INSTRUCTIONS TO FOLLOW:
Omit the pictures and output every entry below exactly as written.

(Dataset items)
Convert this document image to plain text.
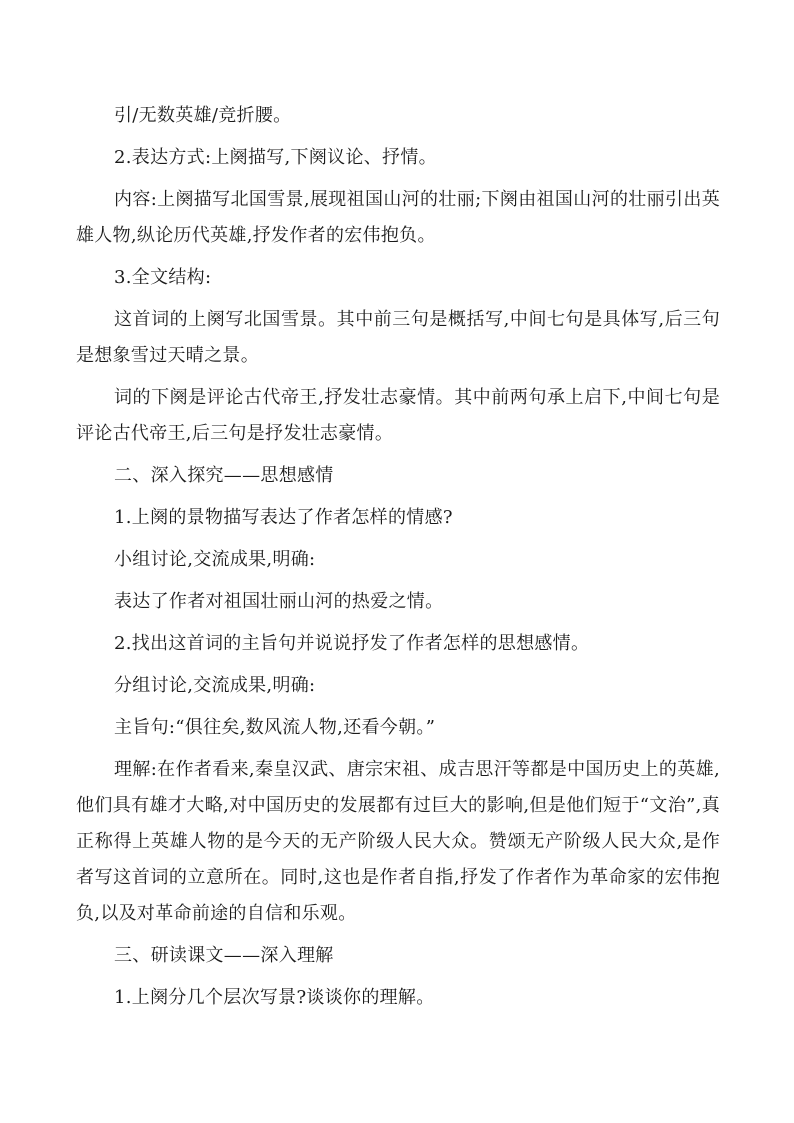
引/无数英雄/竞折腰。

2.表达方式:上阕描写,下阕议论、抒情。

内容:上阕描写北国雪景,展现祖国山河的壮丽;下阕由祖国山河的壮丽引出英雄人物,纵论历代英雄,抒发作者的宏伟抱负。

3.全文结构:

这首词的上阕写北国雪景。其中前三句是概括写,中间七句是具体写,后三句是想象雪过天晴之景。

词的下阕是评论古代帝王,抒发壮志豪情。其中前两句承上启下,中间七句是评论古代帝王,后三句是抒发壮志豪情。

二、深入探究——思想感情

1.上阕的景物描写表达了作者怎样的情感?

小组讨论,交流成果,明确:

表达了作者对祖国壮丽山河的热爱之情。

2.找出这首词的主旨句并说说抒发了作者怎样的思想感情。

分组讨论,交流成果,明确:

主旨句:“俱往矣,数风流人物,还看今朝。”

理解:在作者看来,秦皇汉武、唐宗宋祖、成吉思汗等都是中国历史上的英雄,他们具有雄才大略,对中国历史的发展都有过巨大的影响,但是他们短于“文治”,真正称得上英雄人物的是今天的无产阶级人民大众。赞颂无产阶级人民大众,是作者写这首词的立意所在。同时,这也是作者自指,抒发了作者作为革命家的宏伟抱负,以及对革命前途的自信和乐观。

三、研读课文——深入理解

1.上阕分几个层次写景?谈谈你的理解。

WORKED ANSWER:
Convert this document image to plain text.
引/无数英雄/竞折腰。

2.表达方式:上阕描写,下阕议论、抒情。

内容:上阕描写北国雪景,展现祖国山河的壮丽;下阕由祖国山河的壮丽引出英雄人物,纵论历代英雄,抒发作者的宏伟抱负。

3.全文结构:

这首词的上阕写北国雪景。其中前三句是概括写,中间七句是具体写,后三句是想象雪过天晴之景。

词的下阕是评论古代帝王,抒发壮志豪情。其中前两句承上启下,中间七句是评论古代帝王,后三句是抒发壮志豪情。

二、深入探究——思想感情

1.上阕的景物描写表达了作者怎样的情感?

小组讨论,交流成果,明确:

表达了作者对祖国壮丽山河的热爱之情。

2.找出这首词的主旨句并说说抒发了作者怎样的思想感情。

分组讨论,交流成果,明确:

主旨句:“俱往矣,数风流人物,还看今朝。”

理解:在作者看来,秦皇汉武、唐宗宋祖、成吉思汗等都是中国历史上的英雄,他们具有雄才大略,对中国历史的发展都有过巨大的影响,但是他们短于“文治”,真正称得上英雄人物的是今天的无产阶级人民大众。赞颂无产阶级人民大众,是作者写这首词的立意所在。同时,这也是作者自指,抒发了作者作为革命家的宏伟抱负,以及对革命前途的自信和乐观。

三、研读课文——深入理解

1.上阕分几个层次写景?谈谈你的理解。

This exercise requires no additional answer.